| Written task |
Collect from the data below each line with "phạm".

| Data supplied |
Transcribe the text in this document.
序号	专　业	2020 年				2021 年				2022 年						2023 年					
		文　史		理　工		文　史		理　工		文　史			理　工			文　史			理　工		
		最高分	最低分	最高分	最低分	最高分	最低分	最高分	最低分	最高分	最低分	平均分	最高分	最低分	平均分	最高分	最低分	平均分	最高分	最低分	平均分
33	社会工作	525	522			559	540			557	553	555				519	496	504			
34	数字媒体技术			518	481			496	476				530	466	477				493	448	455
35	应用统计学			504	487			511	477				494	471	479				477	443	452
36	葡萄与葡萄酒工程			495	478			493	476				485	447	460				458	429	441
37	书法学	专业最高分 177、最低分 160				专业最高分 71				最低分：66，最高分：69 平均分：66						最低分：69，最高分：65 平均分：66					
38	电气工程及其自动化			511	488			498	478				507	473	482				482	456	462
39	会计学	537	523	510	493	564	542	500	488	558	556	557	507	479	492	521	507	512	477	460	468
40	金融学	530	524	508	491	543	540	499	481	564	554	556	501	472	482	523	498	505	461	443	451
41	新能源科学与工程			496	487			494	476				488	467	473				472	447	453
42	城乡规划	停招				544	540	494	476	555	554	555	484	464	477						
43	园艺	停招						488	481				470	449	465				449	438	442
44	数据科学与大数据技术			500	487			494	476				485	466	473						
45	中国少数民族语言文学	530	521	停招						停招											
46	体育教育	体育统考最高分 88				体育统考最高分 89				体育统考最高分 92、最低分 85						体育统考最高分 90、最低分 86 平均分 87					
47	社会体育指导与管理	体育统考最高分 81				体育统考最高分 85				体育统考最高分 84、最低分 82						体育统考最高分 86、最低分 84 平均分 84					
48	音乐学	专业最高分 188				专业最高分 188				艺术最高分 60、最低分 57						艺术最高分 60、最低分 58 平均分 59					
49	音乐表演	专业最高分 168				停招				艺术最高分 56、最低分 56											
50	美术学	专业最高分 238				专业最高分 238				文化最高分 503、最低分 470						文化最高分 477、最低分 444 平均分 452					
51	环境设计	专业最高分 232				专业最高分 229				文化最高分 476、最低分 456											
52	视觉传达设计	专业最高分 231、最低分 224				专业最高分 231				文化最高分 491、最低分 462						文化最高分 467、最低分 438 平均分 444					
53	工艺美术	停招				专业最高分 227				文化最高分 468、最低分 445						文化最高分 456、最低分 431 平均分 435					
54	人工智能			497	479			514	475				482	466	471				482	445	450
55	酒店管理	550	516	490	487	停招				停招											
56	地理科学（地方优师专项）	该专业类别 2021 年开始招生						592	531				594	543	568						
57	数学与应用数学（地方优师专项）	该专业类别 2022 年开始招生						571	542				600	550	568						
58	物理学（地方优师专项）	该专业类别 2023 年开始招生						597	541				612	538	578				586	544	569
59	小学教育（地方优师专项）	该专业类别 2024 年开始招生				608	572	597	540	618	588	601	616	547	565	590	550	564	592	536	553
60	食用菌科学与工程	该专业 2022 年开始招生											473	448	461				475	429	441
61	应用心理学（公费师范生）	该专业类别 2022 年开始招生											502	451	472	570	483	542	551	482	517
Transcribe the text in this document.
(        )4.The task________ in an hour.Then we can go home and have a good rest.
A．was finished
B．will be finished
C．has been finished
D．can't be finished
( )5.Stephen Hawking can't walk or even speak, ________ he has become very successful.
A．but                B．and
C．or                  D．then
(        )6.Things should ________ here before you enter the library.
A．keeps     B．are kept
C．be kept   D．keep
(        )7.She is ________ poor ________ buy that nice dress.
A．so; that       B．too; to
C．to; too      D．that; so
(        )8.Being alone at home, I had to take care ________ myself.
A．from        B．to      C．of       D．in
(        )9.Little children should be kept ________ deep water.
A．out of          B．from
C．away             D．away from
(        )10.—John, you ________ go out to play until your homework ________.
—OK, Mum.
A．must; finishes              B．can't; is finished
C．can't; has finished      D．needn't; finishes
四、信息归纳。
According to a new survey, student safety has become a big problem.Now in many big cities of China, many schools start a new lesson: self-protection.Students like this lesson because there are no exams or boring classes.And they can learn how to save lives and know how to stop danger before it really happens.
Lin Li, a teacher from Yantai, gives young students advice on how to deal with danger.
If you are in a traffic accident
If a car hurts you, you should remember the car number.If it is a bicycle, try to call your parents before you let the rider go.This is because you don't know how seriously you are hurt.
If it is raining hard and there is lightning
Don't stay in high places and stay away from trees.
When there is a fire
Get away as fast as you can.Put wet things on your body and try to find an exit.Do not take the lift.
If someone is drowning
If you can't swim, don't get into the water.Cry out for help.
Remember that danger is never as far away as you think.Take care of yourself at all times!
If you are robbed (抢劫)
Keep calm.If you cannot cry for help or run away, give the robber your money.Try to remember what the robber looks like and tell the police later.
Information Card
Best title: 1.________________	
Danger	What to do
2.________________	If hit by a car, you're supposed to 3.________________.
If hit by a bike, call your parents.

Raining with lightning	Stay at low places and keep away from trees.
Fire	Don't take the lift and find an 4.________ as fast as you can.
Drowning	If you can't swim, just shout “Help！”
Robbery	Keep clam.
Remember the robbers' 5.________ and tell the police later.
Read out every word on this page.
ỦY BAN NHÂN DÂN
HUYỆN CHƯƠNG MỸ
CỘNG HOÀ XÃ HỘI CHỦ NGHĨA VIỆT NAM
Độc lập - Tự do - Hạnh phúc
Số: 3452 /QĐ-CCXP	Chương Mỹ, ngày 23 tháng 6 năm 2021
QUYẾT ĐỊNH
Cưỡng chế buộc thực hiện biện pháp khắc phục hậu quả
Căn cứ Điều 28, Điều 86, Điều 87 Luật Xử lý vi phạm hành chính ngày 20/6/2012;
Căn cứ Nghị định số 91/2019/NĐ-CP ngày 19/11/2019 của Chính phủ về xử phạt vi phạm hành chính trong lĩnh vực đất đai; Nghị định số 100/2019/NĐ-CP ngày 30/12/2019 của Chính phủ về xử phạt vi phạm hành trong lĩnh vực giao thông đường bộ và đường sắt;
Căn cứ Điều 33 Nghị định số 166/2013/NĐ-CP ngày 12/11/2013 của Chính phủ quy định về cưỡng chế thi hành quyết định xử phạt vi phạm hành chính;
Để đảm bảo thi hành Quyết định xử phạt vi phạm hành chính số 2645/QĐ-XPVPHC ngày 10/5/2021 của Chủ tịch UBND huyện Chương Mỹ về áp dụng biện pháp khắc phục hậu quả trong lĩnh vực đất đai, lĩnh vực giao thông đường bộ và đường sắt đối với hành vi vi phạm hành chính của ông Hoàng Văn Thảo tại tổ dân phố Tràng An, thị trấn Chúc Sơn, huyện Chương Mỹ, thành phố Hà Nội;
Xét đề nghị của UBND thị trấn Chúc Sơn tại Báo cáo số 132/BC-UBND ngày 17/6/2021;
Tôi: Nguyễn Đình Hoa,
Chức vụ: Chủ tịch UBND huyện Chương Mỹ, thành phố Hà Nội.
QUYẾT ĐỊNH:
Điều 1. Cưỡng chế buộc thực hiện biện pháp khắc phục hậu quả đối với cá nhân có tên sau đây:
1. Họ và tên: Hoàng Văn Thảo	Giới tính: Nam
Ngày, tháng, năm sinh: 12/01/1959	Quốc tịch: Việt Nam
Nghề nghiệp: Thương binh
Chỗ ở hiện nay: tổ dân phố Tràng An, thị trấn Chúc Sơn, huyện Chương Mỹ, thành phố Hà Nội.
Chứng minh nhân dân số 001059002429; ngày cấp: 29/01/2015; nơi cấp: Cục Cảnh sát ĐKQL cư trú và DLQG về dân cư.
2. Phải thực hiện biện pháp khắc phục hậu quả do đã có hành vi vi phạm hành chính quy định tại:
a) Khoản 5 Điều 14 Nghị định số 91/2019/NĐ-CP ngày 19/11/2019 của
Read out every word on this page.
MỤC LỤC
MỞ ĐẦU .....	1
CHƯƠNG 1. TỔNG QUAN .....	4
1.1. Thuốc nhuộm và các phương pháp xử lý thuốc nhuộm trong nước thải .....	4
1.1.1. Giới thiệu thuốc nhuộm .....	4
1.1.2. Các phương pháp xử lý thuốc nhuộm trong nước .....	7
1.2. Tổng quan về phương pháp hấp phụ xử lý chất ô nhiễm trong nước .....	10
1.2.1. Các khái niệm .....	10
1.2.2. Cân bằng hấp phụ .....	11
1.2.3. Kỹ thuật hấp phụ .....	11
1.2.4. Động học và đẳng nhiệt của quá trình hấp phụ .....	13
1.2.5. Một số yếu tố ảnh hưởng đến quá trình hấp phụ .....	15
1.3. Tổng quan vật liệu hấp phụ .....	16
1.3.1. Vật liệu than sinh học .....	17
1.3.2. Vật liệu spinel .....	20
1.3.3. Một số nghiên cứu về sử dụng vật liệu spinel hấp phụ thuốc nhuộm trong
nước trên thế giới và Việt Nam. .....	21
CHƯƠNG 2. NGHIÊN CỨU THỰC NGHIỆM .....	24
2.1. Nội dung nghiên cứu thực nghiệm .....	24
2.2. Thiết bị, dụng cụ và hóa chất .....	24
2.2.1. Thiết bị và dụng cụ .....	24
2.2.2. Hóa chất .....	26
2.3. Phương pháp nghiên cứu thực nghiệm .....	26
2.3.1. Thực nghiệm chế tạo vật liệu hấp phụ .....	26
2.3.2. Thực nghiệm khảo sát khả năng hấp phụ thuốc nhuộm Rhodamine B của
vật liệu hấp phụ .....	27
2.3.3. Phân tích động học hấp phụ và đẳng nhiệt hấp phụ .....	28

| Solution |
Căn cứ Điều 28, Điều 86, Điều 87 Luật Xử lý vi phạm hành chính ngày 20/6/2012;
Căn cứ Nghị định số 91/2019/NĐ-CP ngày 19/11/2019 của Chính phủ về xử phạt vi phạm hành chính trong lĩnh vực đất đai; Nghị định số 100/2019/NĐ-CP ngày 30/12/2019 của Chính phủ về xử phạt vi phạm hành trong lĩnh vực giao thông đường bộ và đường sắt;
Căn cứ Điều 33 Nghị định số 166/2013/NĐ-CP ngày 12/11/2013 của Chính phủ quy định về cưỡng chế thi hành quyết định xử phạt vi phạm hành chính;
Để đảm bảo thi hành Quyết định xử phạt vi phạm hành chính số 2645/QĐ-XPVPHC ngày 10/5/2021 của Chủ tịch UBND huyện Chương Mỹ về áp dụng biện pháp khắc phục hậu quả trong lĩnh vực đất đai, lĩnh vực giao thông đường bộ và đường sắt đối với hành vi vi phạm hành chính của ông Hoàng Văn Thảo tại tổ dân phố Tràng An, thị trấn Chúc Sơn, huyện Chương Mỹ, thành phố Hà Nội;
2. Phải thực hiện biện pháp khắc phục hậu quả do đã có hành vi vi phạm hành chính quy định tại:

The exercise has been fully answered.